--- Start of Source records ---
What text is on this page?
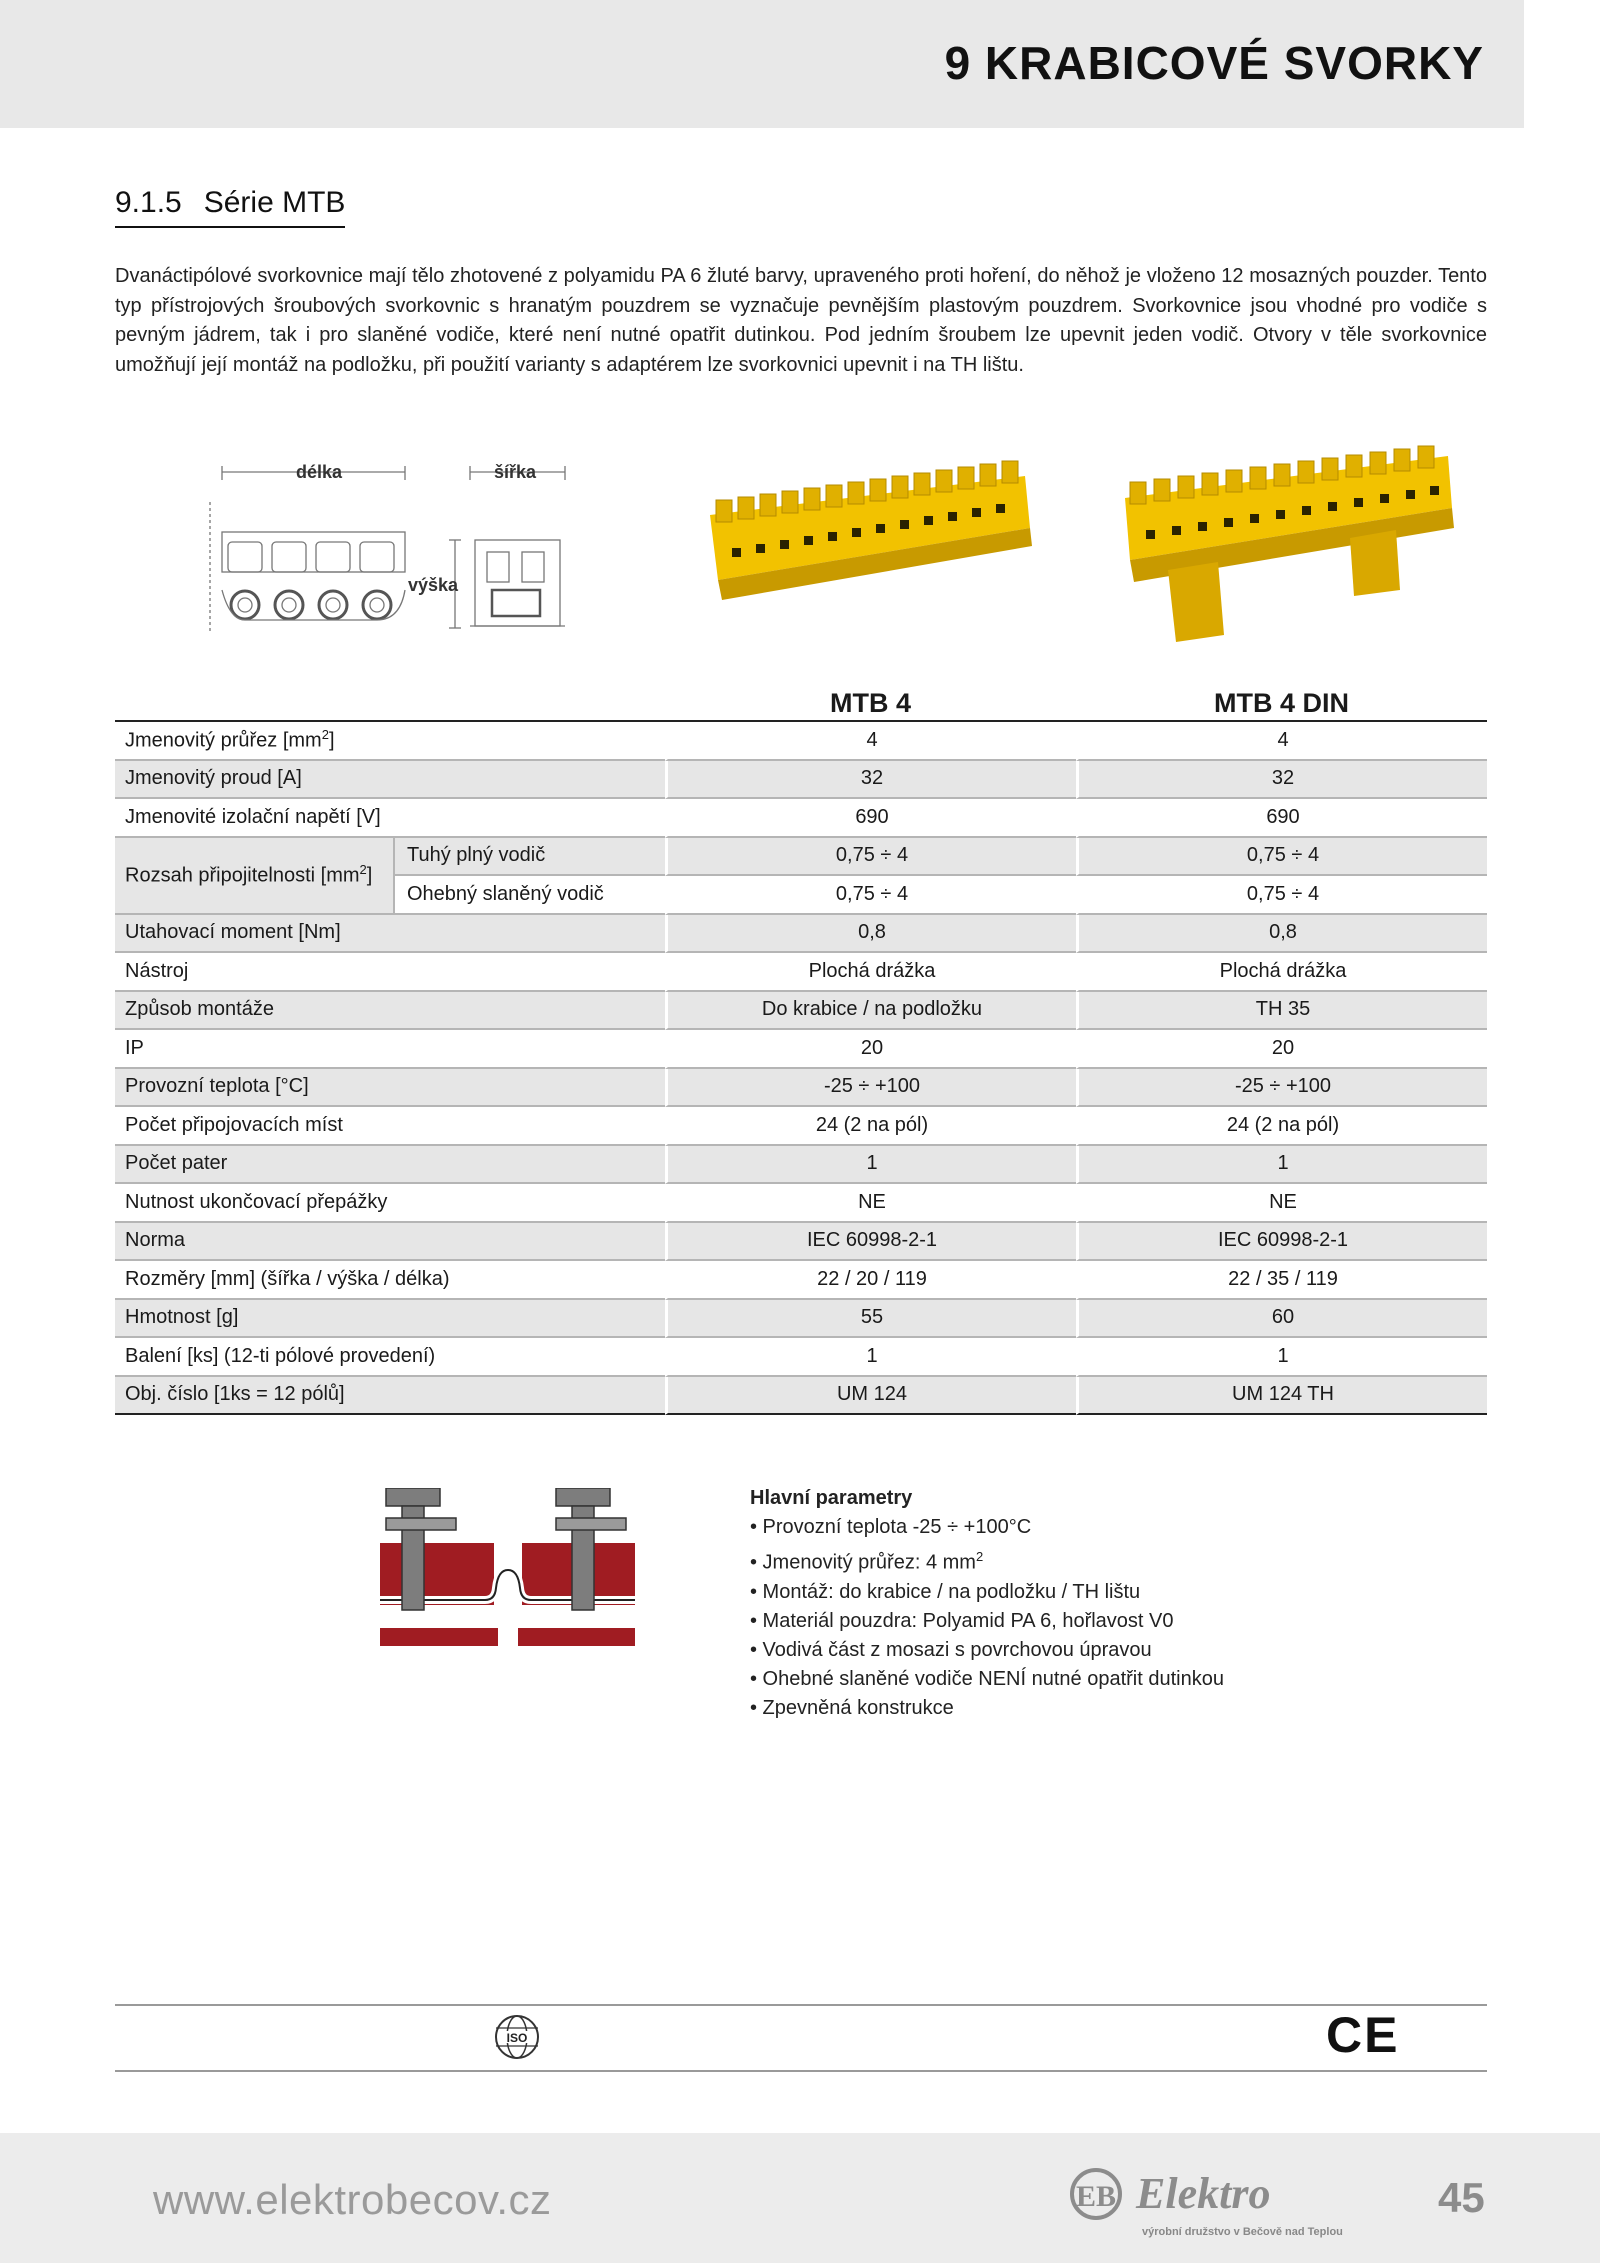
9 KRABICOVÉ SVORKY
9.1.5 Série MTB

Dvanáctipólové svorkovnice mají tělo zhotovené z polyamidu PA 6 žluté barvy, upraveného proti hoření, do něhož je vloženo 12 mosazných pouzder. Tento typ přístrojových šroubových svorkovnic s hranatým pouzdrem se vyznačuje pevnějším plastovým pouzdrem. Svorkovnice jsou vhodné pro vodiče s pevným jádrem, tak i pro slaněné vodiče, které není nutné opatřit dutinkou. Pod jedním šroubem lze upevnit jeden vodič. Otvory v těle svorkovnice umožňují její montáž na podložku, při použití varianty s adaptérem lze svorkovnici upevnit i na TH lištu.

délka	šířka
výška
		MTB 4	MTB 4 DIN
Jmenovitý průřez $[mm^2]$		4	4
Jmenovitý proud [A]		32	32
Jmenovité izolační napětí [V]		690	690
Rozsah připojitelnosti $[mm^2]$	Tuhý plný vodič	0,75 ÷ 4	0,75 ÷ 4
	Ohebný slaněný vodič	0,75 ÷ 4	0,75 ÷ 4
Utahovací moment [Nm]		0,8	0,8
Nástroj		Plochá drážka	Plochá drážka
Způsob montáže		Do krabice / na podložku	TH 35
IP		20	20
Provozní teplota [°C]		-25 ÷ +100	-25 ÷ +100
Počet připojovacích míst		24 (2 na pól)	24 (2 na pól)
Počet pater		1	1
Nutnost ukončovací přepážky		NE	NE
Norma		IEC 60998-2-1	IEC 60998-2-1
Rozměry [mm] (šířka / výška / délka)		22 / 20 / 119	22 / 35 / 119
Hmotnost [g]		55	60
Balení [ks] (12-ti pólové provedení)		1	1
Obj. číslo [1ks = 12 pólů]		UM 124	UM 124 TH
Hlavní parametry
• Provozní teplota -25 ÷ +100°C
• Jmenovitý průřez: 4 $mm^2$
• Montáž: do krabice / na podložku / TH lištu
• Materiál pouzdra: Polyamid PA 6, hořlavost V0
• Vodivá část z mosazi s povrchovou úpravou
• Ohebné slaněné vodiče NENÍ nutné opatřit dutinkou
• Zpevněná konstrukce
ISO	CE
www.elektrobecov.cz	EB Elektro
výrobní družstvo v Bečově nad Teplou
45
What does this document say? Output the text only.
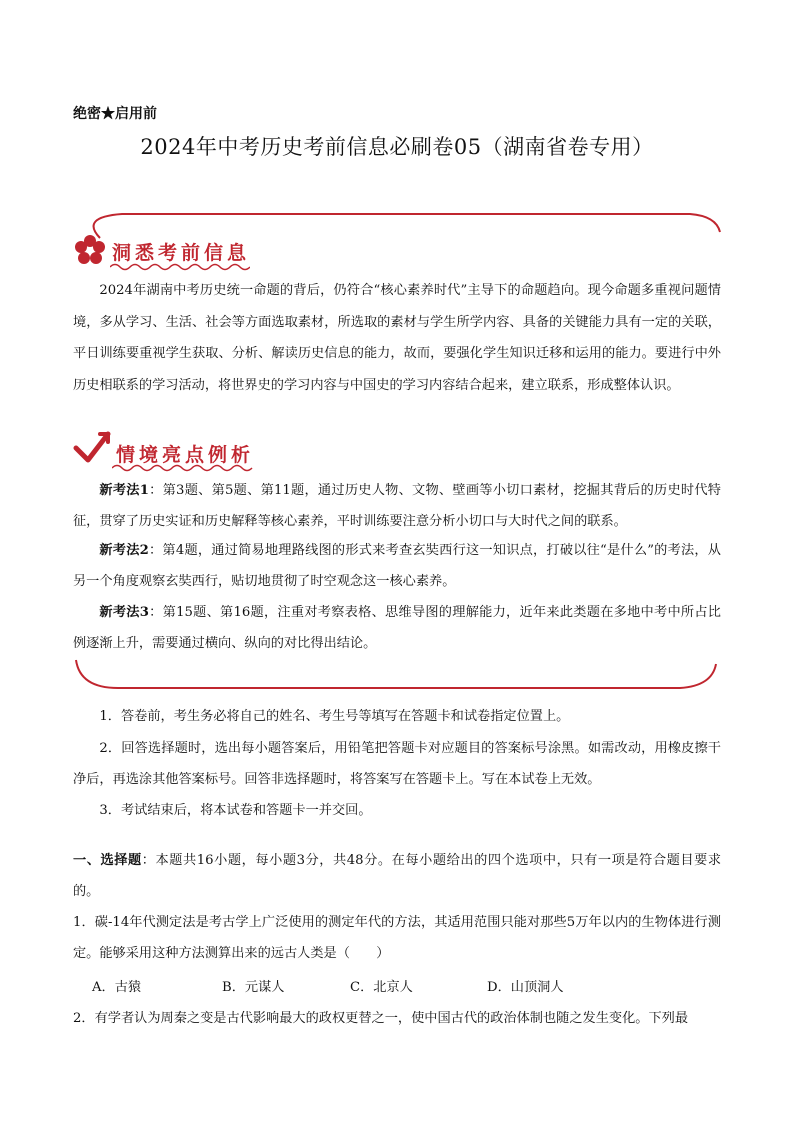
绝密★启用前
2024年中考历史考前信息必刷卷05（湖南省卷专用）
洞悉考前信息
2024年湖南中考历史统一命题的背后，仍符合“核心素养时代”主导下的命题趋向。现今命题多重视问题情境，多从学习、生活、社会等方面选取素材，所选取的素材与学生所学内容、具备的关键能力具有一定的关联，平日训练要重视学生获取、分析、解读历史信息的能力，故而，要强化学生知识迁移和运用的能力。要进行中外历史相联系的学习活动，将世界史的学习内容与中国史的学习内容结合起来，建立联系，形成整体认识。
情境亮点例析
新考法1：第3题、第5题、第11题，通过历史人物、文物、壁画等小切口素材，挖掘其背后的历史时代特征，贯穿了历史实证和历史解释等核心素养，平时训练要注意分析小切口与大时代之间的联系。
新考法2：第4题，通过简易地理路线图的形式来考查玄奘西行这一知识点，打破以往“是什么”的考法，从另一个角度观察玄奘西行，贴切地贯彻了时空观念这一核心素养。
新考法3：第15题、第16题，注重对考察表格、思维导图的理解能力，近年来此类题在多地中考中所占比例逐渐上升，需要通过横向、纵向的对比得出结论。
1．答卷前，考生务必将自己的姓名、考生号等填写在答题卡和试卷指定位置上。
2．回答选择题时，选出每小题答案后，用铅笔把答题卡对应题目的答案标号涂黑。如需改动，用橡皮擦干净后，再选涂其他答案标号。回答非选择题时，将答案写在答题卡上。写在本试卷上无效。
3．考试结束后，将本试卷和答题卡一并交回。
一、选择题：本题共16小题，每小题3分，共48分。在每小题给出的四个选项中，只有一项是符合题目要求的。
1．碳-14年代测定法是考古学上广泛使用的测定年代的方法，其适用范围只能对那些5万年以内的生物体进行测定。能够采用这种方法测算出来的远古人类是（　　）
A．古猿	B．元谋人	C．北京人	D．山顶洞人
2．有学者认为周秦之变是古代影响最大的政权更替之一，使中国古代的政治体制也随之发生变化。下列最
--- End of Source records ---
Task statement | Return every line holding the word "Provozní" from the records.

Answer to the task |
Provozní teplota [°C]		-25 ÷ +100	-25 ÷ +100
• Provozní teplota -25 ÷ +100°C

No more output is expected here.